In the listing that follows, count each line containing the string "properties" and report only the count.

★ ★ ★ ★

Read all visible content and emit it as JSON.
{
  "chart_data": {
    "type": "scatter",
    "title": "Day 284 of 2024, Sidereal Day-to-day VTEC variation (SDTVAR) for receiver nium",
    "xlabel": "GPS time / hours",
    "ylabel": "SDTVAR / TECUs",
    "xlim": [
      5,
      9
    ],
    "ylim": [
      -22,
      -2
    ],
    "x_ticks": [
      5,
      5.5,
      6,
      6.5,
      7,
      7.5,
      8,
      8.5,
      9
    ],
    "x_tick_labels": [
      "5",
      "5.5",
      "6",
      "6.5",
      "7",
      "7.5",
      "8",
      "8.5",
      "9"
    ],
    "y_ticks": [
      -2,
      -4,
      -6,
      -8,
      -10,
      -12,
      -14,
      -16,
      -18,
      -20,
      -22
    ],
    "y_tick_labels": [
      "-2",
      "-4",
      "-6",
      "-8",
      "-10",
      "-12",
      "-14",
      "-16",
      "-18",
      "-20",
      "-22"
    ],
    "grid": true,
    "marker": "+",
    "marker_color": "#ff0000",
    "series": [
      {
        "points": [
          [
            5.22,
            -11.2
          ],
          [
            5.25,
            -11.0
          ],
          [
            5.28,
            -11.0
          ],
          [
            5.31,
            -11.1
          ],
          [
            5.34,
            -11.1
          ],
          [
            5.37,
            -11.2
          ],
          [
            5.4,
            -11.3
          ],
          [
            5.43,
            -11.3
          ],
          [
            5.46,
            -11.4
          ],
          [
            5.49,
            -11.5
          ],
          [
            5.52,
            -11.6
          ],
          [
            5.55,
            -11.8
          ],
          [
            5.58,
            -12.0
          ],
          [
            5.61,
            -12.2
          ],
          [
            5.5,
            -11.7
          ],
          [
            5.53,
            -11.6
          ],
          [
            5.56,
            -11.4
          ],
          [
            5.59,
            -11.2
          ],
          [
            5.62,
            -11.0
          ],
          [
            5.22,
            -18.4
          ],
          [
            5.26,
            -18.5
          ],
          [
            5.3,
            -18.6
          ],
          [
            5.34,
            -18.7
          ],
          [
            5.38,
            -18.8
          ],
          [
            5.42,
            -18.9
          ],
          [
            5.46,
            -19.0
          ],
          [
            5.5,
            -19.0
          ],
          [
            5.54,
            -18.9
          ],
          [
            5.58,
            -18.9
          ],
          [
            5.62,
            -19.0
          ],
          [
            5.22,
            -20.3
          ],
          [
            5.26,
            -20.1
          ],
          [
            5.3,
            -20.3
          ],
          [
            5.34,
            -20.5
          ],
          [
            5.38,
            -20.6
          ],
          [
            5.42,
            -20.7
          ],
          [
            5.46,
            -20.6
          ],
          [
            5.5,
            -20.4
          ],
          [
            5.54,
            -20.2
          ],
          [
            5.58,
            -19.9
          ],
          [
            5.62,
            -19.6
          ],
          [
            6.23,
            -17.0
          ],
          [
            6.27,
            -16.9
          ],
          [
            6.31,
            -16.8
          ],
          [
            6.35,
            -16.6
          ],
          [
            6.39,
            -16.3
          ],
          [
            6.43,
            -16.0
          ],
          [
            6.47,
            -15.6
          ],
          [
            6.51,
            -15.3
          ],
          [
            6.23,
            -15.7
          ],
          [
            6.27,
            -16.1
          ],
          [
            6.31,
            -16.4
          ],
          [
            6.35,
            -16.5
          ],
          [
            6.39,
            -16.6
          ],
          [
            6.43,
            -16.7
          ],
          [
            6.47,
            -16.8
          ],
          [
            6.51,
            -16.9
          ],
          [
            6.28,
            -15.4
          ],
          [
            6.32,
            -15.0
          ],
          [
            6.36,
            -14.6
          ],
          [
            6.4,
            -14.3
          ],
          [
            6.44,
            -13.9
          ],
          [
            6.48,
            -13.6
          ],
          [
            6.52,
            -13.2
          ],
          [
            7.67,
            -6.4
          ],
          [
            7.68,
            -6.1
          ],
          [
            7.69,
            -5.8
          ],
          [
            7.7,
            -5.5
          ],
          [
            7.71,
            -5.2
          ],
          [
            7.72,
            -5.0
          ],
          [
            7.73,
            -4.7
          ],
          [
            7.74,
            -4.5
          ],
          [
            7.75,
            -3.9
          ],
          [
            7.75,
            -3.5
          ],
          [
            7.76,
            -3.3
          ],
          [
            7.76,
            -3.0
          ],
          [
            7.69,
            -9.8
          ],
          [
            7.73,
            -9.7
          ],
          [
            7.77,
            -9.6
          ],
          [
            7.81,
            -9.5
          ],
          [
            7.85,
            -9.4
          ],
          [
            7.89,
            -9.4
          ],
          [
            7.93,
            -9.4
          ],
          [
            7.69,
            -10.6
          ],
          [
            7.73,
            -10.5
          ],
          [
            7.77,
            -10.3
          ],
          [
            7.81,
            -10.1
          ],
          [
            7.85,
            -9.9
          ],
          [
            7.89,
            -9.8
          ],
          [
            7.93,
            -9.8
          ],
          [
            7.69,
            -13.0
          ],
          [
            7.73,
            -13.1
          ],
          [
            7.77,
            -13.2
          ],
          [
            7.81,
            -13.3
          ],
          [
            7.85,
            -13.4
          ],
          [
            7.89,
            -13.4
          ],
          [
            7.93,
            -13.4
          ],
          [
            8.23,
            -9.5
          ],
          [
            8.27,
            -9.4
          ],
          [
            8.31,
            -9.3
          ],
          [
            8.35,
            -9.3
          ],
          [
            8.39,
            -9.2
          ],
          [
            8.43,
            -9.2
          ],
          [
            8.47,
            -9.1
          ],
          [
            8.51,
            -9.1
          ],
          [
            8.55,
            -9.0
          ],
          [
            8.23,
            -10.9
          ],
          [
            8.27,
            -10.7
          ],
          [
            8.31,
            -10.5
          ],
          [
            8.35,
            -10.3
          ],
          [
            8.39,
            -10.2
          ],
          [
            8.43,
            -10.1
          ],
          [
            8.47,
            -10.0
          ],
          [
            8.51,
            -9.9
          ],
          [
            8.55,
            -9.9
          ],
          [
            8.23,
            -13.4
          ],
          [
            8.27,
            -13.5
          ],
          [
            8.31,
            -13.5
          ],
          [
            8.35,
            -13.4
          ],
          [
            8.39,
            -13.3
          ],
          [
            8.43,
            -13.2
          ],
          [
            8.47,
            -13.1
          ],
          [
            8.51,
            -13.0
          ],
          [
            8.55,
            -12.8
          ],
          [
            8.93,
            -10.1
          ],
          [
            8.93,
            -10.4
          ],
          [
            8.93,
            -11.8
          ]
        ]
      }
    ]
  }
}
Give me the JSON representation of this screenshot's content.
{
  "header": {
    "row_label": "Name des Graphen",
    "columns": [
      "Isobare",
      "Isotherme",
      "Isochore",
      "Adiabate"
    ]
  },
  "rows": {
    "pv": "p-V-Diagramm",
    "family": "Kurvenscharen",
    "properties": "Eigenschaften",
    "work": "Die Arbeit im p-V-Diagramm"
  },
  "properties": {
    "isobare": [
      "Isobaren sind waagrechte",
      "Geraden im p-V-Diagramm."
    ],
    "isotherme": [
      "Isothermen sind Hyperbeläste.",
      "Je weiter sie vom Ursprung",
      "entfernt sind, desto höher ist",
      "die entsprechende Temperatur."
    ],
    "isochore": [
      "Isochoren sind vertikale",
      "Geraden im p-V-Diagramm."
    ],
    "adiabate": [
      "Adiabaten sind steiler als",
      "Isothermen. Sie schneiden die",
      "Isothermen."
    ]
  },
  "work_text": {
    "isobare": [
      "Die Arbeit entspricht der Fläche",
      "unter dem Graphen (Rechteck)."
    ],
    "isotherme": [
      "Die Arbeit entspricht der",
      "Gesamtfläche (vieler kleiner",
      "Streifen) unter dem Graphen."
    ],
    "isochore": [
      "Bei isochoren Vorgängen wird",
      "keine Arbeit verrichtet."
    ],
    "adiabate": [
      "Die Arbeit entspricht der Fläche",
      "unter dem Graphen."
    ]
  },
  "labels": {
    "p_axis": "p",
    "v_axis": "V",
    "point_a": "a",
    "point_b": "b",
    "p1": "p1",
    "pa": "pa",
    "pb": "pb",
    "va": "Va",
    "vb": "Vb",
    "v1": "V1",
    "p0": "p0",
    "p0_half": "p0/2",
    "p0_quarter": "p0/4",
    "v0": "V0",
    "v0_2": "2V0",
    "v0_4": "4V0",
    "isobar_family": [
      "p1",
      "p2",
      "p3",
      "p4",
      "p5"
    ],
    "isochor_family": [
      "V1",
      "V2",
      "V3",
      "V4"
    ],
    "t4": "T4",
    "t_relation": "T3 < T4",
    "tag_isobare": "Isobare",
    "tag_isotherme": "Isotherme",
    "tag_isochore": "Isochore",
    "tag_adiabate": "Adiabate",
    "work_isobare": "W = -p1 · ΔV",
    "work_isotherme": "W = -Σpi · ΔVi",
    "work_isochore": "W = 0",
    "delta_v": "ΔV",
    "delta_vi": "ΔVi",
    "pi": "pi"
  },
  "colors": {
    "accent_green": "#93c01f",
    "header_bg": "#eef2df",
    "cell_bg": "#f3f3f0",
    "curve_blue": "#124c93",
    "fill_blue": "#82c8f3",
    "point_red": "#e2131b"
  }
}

★ ★ ★ ★

TASK RESULT:
2